WORK INSTRUCTIONS: Pull out every line with the word "узлов".

THE INPUT:
* Start *

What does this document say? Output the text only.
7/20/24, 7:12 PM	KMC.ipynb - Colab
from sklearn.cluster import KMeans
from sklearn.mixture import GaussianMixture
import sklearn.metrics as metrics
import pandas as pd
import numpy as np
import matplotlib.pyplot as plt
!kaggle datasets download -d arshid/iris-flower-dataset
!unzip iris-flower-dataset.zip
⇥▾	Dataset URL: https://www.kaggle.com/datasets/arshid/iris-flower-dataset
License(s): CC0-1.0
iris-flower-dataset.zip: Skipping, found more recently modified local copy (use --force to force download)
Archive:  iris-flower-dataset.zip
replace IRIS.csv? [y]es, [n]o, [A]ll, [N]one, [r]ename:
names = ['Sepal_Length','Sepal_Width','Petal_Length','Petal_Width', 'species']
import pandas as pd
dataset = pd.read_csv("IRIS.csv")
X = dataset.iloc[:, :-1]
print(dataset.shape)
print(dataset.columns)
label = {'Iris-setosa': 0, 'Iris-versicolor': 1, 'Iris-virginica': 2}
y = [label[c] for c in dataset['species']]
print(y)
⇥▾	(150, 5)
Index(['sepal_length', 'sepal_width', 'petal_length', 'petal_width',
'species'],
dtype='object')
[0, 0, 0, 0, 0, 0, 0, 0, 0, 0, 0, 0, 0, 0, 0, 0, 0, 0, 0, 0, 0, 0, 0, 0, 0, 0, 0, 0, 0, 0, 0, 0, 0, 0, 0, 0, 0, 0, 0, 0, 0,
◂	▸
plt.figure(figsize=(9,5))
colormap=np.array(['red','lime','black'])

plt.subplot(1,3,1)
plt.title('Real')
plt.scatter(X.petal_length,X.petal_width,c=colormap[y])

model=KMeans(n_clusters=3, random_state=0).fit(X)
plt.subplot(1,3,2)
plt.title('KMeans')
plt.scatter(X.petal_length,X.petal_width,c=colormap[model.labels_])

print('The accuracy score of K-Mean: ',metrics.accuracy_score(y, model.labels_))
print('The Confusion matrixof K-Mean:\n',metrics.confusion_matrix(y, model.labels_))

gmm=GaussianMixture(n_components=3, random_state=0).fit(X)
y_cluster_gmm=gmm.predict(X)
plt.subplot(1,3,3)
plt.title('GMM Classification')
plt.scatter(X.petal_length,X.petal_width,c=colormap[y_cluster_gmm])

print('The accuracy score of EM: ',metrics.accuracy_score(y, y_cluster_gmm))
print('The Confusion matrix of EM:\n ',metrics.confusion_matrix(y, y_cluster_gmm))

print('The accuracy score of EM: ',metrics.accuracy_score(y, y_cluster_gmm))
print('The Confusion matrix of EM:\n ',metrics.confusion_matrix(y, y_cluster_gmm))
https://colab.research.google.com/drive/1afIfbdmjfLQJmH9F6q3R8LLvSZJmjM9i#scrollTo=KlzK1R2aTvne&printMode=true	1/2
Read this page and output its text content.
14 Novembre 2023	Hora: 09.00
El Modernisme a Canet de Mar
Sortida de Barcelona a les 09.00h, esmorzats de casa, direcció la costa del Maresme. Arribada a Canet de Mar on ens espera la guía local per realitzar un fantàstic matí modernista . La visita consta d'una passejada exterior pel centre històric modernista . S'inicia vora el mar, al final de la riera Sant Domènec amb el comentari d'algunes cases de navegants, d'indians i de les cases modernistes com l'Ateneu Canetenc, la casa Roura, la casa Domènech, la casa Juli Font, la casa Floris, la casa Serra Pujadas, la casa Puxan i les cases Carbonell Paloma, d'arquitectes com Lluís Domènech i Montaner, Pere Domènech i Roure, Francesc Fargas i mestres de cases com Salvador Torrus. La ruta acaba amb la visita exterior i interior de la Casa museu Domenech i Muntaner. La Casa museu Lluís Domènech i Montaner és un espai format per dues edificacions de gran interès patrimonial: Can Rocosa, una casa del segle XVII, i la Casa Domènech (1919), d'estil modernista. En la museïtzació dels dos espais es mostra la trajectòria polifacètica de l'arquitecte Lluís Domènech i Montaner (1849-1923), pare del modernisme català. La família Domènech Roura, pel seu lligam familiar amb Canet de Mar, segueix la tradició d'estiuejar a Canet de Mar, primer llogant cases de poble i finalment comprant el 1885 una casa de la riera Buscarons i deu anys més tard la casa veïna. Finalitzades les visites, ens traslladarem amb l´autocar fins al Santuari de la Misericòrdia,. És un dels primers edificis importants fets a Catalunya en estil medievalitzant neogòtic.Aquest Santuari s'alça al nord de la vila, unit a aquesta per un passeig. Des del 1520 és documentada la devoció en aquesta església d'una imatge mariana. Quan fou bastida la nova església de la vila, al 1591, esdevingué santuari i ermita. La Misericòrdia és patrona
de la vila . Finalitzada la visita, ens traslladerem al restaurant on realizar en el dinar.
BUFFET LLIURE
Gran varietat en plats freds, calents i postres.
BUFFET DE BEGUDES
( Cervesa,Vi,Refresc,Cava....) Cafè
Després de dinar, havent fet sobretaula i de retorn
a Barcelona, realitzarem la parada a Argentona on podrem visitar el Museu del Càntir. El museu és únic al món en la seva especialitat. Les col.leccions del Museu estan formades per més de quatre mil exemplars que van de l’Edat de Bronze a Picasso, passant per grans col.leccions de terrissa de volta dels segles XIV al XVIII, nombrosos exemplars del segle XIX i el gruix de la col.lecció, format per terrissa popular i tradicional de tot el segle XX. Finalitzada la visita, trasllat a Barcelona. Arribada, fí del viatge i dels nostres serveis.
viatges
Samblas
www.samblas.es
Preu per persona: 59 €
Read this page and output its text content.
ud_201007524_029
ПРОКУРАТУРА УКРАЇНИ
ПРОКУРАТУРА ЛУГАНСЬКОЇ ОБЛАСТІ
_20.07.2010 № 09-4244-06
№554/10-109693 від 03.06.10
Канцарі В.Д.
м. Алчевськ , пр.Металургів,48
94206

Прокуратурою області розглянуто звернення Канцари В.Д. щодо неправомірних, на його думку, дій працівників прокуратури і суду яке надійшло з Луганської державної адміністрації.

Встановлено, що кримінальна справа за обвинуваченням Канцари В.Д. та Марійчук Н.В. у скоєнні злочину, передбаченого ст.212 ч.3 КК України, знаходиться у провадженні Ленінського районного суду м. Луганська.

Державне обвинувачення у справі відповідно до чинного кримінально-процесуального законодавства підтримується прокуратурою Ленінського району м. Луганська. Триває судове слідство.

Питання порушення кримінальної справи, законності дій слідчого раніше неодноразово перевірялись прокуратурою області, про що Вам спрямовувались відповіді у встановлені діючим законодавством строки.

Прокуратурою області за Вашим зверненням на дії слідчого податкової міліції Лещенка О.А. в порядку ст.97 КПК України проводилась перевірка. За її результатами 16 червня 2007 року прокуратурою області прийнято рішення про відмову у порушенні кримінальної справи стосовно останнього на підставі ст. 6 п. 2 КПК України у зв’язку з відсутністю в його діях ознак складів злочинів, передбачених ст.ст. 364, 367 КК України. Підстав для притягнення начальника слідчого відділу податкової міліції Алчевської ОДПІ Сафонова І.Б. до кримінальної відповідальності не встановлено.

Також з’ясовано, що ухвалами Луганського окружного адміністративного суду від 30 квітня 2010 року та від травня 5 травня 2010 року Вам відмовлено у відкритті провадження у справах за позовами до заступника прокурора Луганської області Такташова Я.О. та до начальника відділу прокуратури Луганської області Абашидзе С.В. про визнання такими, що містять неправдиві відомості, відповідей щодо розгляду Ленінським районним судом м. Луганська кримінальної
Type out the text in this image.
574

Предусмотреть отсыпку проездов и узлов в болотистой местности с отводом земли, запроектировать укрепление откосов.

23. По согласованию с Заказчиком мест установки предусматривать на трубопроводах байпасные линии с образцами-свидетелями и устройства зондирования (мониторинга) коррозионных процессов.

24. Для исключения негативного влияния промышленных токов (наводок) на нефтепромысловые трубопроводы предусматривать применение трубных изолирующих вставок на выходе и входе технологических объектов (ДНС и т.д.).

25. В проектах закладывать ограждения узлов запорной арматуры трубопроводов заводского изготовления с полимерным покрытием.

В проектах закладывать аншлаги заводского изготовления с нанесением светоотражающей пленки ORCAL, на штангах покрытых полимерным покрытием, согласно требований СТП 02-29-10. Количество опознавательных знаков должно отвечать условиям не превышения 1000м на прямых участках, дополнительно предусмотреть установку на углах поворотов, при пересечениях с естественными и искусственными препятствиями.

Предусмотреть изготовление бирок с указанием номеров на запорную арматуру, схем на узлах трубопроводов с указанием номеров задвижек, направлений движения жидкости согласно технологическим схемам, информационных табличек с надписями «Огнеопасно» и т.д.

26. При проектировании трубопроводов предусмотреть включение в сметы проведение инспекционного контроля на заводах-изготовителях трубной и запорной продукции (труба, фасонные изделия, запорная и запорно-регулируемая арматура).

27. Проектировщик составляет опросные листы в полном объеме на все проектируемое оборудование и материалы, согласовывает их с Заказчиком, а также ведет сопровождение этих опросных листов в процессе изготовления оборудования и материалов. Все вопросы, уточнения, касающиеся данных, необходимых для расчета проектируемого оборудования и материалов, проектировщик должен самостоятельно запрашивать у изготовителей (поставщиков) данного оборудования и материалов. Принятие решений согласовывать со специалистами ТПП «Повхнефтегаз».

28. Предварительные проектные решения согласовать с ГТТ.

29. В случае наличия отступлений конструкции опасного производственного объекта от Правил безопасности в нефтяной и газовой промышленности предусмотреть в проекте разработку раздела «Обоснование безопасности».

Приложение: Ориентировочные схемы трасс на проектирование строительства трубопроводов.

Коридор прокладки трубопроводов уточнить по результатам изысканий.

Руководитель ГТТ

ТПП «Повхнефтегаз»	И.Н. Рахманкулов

* End *

OUTPUT FOR THIS TASK:
Предусмотреть отсыпку проездов и узлов в болотистой местности с отводом земли, запроектировать укрепление откосов.
25. В проектах закладывать ограждения узлов запорной арматуры трубопроводов заводского изготовления с полимерным покрытием.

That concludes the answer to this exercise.